■ **Work required**: Look through the data below and count each line where the word "title" appears. Reply with the count alone.

=====

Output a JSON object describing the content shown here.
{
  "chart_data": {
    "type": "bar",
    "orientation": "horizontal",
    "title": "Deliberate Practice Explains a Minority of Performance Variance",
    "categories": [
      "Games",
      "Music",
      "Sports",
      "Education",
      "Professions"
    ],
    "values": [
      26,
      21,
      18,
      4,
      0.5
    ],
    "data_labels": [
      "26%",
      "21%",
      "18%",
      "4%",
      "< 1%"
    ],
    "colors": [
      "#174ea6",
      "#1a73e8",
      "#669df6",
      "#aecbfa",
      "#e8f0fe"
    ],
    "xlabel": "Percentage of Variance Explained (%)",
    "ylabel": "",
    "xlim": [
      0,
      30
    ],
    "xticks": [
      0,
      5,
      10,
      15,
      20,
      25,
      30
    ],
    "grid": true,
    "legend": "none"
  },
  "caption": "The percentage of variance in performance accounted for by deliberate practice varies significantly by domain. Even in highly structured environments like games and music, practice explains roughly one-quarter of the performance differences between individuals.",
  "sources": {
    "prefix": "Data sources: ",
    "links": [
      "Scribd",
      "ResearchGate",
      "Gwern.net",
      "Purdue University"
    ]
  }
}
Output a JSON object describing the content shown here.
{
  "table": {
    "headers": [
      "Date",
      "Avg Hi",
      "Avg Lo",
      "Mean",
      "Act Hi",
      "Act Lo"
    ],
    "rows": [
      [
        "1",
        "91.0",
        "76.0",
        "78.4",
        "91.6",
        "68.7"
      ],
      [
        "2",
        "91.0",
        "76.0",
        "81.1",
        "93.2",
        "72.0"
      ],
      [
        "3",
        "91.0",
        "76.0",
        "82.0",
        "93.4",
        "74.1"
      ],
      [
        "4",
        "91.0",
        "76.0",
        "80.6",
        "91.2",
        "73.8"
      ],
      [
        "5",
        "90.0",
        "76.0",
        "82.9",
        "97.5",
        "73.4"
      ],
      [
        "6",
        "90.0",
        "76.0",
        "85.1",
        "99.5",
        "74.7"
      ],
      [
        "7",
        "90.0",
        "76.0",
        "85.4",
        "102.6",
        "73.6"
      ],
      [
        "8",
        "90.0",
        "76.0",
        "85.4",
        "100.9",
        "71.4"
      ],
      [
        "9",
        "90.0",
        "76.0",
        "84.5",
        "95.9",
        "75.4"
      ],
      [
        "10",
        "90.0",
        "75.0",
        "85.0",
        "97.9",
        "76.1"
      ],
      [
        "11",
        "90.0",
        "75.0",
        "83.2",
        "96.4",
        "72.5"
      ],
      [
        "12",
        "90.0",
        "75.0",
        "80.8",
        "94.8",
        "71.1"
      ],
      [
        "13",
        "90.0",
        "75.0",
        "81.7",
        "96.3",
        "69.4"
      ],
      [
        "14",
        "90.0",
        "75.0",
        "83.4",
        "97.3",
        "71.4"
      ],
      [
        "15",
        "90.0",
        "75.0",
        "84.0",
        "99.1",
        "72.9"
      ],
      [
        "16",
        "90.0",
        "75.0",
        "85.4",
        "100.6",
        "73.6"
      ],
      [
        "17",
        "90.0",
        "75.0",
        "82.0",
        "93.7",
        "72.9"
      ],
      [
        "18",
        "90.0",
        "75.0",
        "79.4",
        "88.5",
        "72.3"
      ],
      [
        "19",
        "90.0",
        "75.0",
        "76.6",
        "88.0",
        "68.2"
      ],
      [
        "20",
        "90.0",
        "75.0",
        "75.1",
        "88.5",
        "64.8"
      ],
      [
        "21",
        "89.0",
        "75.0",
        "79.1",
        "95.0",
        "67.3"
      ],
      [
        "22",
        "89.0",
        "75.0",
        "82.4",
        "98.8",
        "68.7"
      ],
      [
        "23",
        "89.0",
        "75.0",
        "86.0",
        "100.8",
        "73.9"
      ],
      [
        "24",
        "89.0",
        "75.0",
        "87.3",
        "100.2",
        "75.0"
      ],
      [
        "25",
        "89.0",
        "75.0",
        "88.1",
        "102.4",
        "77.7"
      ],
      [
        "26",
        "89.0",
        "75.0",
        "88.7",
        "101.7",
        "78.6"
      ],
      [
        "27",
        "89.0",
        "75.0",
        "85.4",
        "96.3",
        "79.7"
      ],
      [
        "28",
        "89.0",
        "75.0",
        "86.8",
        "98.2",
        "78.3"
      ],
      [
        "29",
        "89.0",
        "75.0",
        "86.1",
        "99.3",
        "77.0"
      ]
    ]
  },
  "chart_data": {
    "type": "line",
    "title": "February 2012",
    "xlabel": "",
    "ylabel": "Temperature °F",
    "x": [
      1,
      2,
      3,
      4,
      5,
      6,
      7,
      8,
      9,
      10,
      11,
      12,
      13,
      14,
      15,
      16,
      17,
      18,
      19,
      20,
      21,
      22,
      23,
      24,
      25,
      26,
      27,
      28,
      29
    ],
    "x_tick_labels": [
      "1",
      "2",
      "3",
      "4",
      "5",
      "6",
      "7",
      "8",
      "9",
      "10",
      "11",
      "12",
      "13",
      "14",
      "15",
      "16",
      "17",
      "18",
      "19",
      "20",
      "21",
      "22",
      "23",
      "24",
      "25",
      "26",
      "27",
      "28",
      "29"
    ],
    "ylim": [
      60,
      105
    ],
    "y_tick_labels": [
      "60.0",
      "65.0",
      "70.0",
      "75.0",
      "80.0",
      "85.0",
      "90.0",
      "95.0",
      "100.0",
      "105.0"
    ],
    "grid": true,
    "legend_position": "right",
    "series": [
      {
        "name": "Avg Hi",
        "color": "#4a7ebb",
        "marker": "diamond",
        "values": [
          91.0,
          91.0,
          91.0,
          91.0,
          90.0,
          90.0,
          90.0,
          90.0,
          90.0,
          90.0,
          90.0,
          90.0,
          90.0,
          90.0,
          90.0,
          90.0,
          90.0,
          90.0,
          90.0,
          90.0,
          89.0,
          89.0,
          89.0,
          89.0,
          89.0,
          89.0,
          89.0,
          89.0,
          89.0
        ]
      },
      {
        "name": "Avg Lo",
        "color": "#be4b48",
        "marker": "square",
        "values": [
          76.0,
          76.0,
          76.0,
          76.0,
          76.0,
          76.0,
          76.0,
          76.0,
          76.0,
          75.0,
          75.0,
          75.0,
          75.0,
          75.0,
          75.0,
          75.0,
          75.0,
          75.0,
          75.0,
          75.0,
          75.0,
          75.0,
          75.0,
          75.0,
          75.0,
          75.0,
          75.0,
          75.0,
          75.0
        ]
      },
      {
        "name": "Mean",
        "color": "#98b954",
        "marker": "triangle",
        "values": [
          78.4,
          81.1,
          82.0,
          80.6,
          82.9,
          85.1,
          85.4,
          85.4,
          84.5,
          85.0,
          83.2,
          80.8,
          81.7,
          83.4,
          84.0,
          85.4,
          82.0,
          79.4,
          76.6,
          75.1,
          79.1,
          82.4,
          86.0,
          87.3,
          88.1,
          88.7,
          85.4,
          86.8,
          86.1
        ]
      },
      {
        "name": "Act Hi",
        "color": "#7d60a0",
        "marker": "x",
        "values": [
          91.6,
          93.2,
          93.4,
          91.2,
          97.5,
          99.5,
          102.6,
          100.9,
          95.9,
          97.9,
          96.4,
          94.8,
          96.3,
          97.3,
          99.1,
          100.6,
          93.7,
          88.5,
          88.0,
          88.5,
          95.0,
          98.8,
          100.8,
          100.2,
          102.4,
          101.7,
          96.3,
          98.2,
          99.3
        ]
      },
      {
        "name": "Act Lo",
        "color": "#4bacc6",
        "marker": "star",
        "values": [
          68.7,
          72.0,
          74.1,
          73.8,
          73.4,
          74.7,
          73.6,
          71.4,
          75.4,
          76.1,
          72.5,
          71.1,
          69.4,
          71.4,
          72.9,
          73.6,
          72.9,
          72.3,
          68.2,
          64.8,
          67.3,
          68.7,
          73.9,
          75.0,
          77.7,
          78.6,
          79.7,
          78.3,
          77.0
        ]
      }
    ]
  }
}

=====

■ **Full output**: 2